> AIM OF THE TASK
Wherever the string "data" appears in the listing, copy that line.

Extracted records
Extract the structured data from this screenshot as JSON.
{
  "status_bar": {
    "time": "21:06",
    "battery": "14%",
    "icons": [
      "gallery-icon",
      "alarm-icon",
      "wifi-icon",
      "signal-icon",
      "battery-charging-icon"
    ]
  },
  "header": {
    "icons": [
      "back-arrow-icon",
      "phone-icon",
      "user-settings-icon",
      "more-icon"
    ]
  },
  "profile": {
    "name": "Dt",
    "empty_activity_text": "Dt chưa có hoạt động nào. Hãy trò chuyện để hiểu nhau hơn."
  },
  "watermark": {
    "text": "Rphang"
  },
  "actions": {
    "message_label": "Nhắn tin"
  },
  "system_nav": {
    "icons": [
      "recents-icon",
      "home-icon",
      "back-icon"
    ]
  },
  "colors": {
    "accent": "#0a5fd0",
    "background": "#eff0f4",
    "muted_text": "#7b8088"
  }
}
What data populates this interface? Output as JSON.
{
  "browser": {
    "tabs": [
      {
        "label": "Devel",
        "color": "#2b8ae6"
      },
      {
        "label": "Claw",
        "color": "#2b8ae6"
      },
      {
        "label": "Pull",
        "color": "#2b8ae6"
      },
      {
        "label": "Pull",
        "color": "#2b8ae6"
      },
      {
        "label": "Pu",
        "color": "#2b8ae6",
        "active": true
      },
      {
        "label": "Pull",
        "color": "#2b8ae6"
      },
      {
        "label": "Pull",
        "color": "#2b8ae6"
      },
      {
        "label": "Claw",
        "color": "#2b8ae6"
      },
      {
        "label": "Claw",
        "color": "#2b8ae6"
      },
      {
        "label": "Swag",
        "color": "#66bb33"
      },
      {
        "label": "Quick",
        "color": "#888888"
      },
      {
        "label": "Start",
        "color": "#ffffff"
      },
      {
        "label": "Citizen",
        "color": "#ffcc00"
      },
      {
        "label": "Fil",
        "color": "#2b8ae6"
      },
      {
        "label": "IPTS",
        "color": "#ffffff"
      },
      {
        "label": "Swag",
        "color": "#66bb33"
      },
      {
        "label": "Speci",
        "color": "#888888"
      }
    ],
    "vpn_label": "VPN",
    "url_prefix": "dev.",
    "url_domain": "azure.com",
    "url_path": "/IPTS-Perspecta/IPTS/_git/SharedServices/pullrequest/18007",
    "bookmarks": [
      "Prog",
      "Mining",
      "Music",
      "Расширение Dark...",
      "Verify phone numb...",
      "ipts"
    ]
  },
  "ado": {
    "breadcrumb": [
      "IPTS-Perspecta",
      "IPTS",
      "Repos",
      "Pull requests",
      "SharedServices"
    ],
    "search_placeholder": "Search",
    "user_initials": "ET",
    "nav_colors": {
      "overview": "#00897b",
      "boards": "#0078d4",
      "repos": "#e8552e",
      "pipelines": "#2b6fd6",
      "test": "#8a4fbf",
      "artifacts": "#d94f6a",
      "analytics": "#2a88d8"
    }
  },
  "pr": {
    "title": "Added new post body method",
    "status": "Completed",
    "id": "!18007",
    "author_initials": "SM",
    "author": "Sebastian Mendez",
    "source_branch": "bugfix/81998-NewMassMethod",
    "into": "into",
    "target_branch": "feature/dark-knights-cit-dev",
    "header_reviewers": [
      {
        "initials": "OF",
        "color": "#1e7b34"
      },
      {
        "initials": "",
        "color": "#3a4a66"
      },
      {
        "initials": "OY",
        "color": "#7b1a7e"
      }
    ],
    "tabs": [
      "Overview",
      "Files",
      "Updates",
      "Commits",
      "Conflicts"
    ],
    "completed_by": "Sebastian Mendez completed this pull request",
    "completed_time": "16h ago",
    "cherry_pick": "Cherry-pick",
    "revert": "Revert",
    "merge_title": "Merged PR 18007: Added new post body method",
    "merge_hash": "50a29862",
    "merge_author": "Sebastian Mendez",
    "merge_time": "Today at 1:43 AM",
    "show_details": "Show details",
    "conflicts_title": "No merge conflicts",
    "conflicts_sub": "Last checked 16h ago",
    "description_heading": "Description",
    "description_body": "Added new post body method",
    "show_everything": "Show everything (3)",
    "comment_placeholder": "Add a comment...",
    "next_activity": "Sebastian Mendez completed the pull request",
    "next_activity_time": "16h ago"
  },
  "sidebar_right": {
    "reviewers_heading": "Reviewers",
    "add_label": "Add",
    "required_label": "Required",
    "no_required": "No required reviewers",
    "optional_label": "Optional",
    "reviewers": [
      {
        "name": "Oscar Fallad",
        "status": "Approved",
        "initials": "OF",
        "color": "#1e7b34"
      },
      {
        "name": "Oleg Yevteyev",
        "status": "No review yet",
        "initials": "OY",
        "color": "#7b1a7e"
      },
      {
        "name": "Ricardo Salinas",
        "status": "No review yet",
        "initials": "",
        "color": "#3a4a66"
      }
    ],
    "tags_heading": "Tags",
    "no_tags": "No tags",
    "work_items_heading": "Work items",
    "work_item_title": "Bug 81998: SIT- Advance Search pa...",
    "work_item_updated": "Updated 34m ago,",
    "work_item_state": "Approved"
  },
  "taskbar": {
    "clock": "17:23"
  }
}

> FULL RESPONSE
Extract the structured data from this screenshot as JSON.
What data populates this interface? Output as JSON.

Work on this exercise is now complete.